* [Exercise]:
Omit every picture and write out the rest of the records exactly.

* [Given data]:
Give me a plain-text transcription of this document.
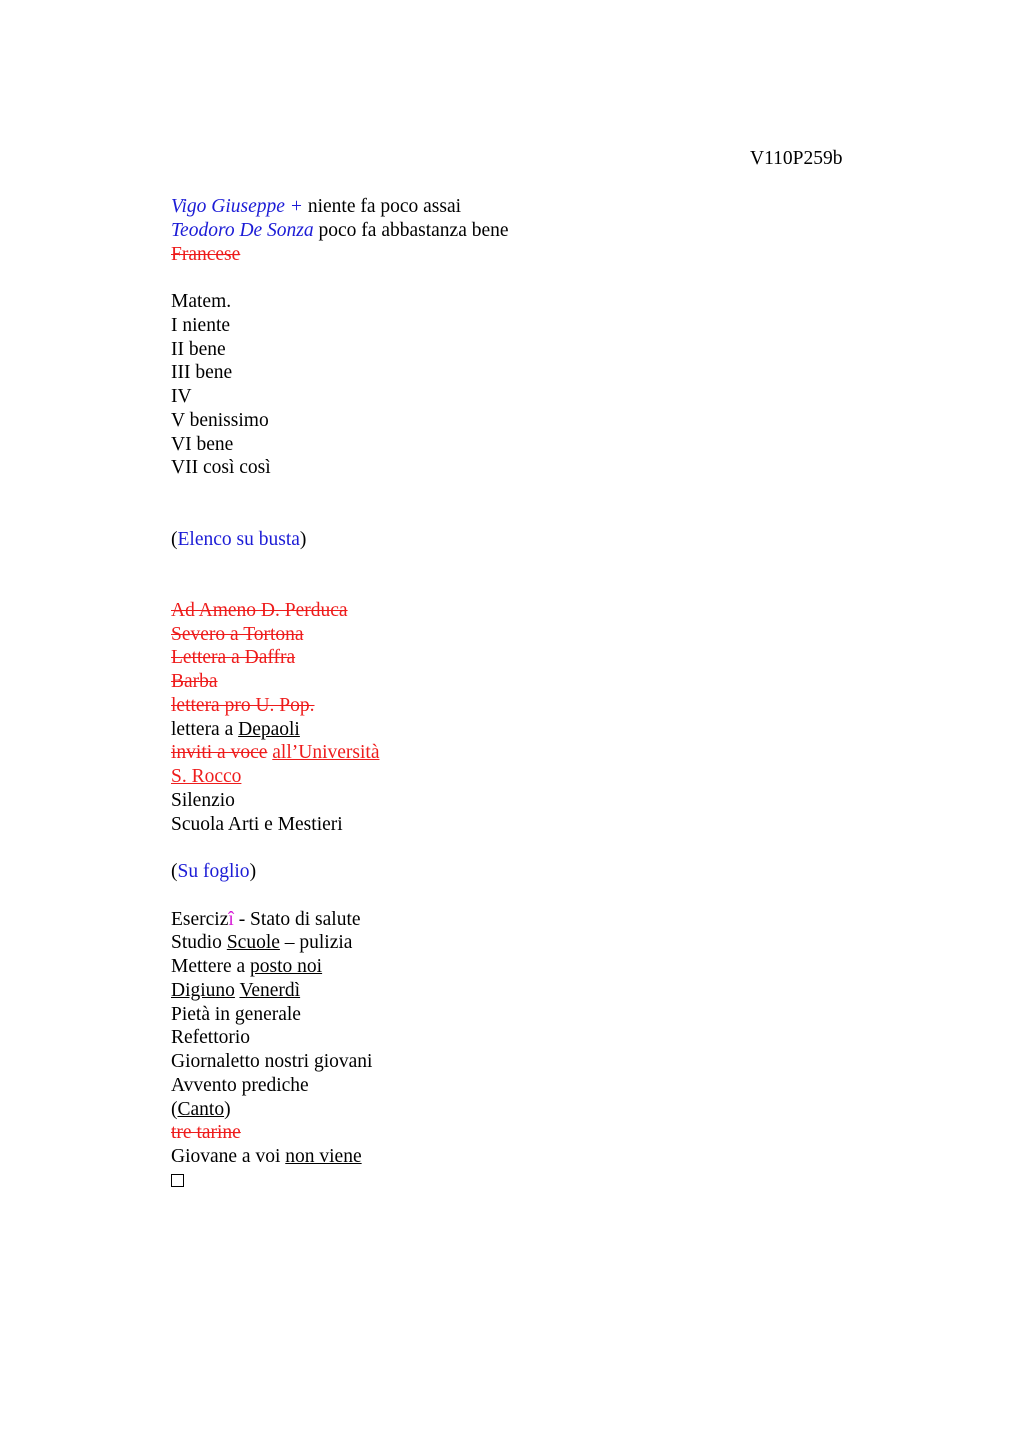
V110P259b
Vigo Giuseppe + niente fa poco assai
Teodoro De Sonza poco fa abbastanza bene
Francese
Matem.
I niente
II bene
III bene
IV
V benissimo
VI bene
VII così così
(Elenco su busta)
Ad Ameno D. Perduca
Severo a Tortona
Lettera a Daffra
Barba
lettera pro U. Pop.
lettera a Depaoli
inviti a voce all’Università
S. Rocco
Silenzio
Scuola Arti e Mestieri
(Su foglio)
Esercizî - Stato di salute
Studio Scuole – pulizia
Mettere a posto noi
Digiuno Venerdì
Pietà in generale
Refettorio
Giornaletto nostri giovani
Avvento prediche
(Canto)
tre tarine
Giovane a voi non viene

* [Response for this exercise]:
Give me a plain-text transcription of this document.
V110P259b
Vigo Giuseppe + niente fa poco assai
Teodoro De Sonza poco fa abbastanza bene
Francese
Matem.
I niente
II bene
III bene
IV
V benissimo
VI bene
VII così così
(Elenco su busta)
Ad Ameno D. Perduca
Severo a Tortona
Lettera a Daffra
Barba
lettera pro U. Pop.
lettera a Depaoli
inviti a voce all’Università
S. Rocco
Silenzio
Scuola Arti e Mestieri
(Su foglio)
Esercizî - Stato di salute
Studio Scuole – pulizia
Mettere a posto noi
Digiuno Venerdì
Pietà in generale
Refettorio
Giornaletto nostri giovani
Avvento prediche
(Canto)
tre tarine
Giovane a voi non viene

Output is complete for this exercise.